* [Exercises to complete]:
1 – In the hedging passage, translate this sentence into Spanish: "In certain cases we require guarantees or letters of credit in order for a counterparty to meet our credit requirements."
2 – Write out everything in the hedging passage from "We are exposed" down to "our credit requirements.", word for word.

* [Extract]:
_ _ _ _ _ _ _

In the three and six months ended June 30, 2009, we realized net losses of $42.4 million and $121.7 million, respectively, from the settlement of natural gas hedge contracts, which were recorded as increases to the cost of gas, compared to net gains of $17.0 million and $21.3 million, respectively, for the three and six months ended June 30, 2008, which were recorded as decreases to the cost of gas.  The currency exchange rate in all foreign currency forward purchase contracts is included in our purchased cost of gas at settlement; therefore, no gain or loss is recorded from the settlement of those contracts.  We settled our $50 million interest rate swap in March 2009 concurrent with our issuance of the underlying long-term debt and realized a $10.1 million effective hedge loss, which will be amortized to interest expense over the term of the debt.
 
We are exposed to derivative credit risk primarily through securing pay-fixed natural gas commodity swaps to hedge the risk of price increases for our natural gas purchases on behalf of customers.  We utilize master netting arrangements through International Swaps and Derivatives Association contracts to minimize this risk along with collateral support agreements with counterparties based on their credit ratings.  In certain cases we require guarantees or letters of credit in order for a counterparty to meet our credit requirements.

_ _ _ _ _ _ _

* [Material]:
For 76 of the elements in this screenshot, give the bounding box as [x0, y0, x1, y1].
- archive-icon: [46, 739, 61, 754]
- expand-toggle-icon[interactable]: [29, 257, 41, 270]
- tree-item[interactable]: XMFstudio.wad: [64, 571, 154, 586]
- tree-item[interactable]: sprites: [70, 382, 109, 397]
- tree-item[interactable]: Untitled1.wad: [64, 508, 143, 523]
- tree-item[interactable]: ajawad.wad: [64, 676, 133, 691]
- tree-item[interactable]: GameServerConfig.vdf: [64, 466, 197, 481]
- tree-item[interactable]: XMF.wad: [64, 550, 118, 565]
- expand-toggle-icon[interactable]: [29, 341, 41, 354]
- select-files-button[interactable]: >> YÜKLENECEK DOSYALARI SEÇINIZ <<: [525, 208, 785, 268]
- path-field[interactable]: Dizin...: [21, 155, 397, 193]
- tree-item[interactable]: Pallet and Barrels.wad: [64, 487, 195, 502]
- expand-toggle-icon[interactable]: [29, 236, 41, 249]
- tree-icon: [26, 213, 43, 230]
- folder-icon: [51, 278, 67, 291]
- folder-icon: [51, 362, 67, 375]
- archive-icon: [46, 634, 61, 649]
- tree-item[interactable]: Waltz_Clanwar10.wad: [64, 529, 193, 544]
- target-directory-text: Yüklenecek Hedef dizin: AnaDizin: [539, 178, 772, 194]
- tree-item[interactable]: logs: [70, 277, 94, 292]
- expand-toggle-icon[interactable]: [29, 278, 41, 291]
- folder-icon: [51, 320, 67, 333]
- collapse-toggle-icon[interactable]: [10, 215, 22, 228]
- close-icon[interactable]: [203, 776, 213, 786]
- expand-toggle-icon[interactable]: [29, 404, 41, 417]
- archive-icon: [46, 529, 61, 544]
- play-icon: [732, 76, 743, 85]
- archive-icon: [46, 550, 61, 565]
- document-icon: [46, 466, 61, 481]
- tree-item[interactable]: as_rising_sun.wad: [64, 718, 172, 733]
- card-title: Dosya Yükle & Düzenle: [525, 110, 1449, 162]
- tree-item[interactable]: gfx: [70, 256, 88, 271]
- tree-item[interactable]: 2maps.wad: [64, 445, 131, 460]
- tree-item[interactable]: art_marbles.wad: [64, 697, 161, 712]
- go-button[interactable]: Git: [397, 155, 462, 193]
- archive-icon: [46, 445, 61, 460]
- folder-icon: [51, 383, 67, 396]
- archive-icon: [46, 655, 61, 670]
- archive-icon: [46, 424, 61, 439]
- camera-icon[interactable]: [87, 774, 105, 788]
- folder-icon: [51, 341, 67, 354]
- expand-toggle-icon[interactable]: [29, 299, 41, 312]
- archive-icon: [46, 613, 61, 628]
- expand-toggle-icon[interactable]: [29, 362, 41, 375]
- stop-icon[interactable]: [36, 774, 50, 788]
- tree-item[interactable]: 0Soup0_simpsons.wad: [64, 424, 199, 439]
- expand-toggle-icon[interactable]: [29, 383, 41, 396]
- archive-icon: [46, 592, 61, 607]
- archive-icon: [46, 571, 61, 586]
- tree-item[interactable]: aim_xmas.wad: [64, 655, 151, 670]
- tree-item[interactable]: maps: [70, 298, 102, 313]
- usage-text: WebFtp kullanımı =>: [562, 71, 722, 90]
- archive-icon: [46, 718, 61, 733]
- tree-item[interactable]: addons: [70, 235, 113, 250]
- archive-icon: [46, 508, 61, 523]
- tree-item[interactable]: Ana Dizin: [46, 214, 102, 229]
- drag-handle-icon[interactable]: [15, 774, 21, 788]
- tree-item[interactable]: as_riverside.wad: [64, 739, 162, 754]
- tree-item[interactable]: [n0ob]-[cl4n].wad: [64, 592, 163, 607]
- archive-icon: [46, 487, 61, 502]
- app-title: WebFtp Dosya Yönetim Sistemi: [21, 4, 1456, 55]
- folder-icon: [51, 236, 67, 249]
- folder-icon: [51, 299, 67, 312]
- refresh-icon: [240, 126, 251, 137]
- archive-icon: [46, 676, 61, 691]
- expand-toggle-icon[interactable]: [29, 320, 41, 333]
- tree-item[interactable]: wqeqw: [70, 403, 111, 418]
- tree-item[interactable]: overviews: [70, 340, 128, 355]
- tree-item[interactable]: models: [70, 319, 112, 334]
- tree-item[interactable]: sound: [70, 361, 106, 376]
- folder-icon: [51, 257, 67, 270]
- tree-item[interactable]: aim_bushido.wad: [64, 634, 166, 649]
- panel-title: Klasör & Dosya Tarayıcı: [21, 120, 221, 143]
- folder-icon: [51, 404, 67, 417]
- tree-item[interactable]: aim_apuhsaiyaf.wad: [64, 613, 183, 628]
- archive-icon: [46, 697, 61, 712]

_ _ _ _ _ _ _

* [Set of answers]:
1 – En ciertos casos exigimos garantías o cartas de crédito para que una contraparte cumpla con nuestros requisitos de crédito.

2 –
We are exposed to derivative credit risk primarily through securing pay-fixed natural gas commodity swaps to hedge the risk of price increases for our natural gas purchases on behalf of customers.  We utilize master netting arrangements through International Swaps and Derivatives Association contracts to minimize this risk along with collateral support agreements with counterparties based on their credit ratings.  In certain cases we require guarantees or letters of credit in order for a counterparty to meet our credit requirements.